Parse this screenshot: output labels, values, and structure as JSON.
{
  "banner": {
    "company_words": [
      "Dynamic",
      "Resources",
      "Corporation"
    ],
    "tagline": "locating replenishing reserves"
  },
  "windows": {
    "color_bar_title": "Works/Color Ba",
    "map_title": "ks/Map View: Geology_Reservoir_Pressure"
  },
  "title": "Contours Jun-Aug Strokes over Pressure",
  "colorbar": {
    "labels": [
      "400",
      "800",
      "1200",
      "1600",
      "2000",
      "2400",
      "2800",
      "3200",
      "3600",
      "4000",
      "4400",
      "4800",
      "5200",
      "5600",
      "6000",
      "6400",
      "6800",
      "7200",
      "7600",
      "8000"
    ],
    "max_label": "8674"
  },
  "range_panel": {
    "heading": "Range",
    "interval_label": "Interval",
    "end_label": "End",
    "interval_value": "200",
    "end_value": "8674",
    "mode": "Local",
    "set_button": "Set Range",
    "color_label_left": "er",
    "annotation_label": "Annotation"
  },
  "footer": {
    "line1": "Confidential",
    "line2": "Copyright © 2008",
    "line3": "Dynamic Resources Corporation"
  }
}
--
== Problem requirements ==
A line counts if it holds the word "labels". Work out how many lines in the listing count, and give only that number.

== Exercise output ==
2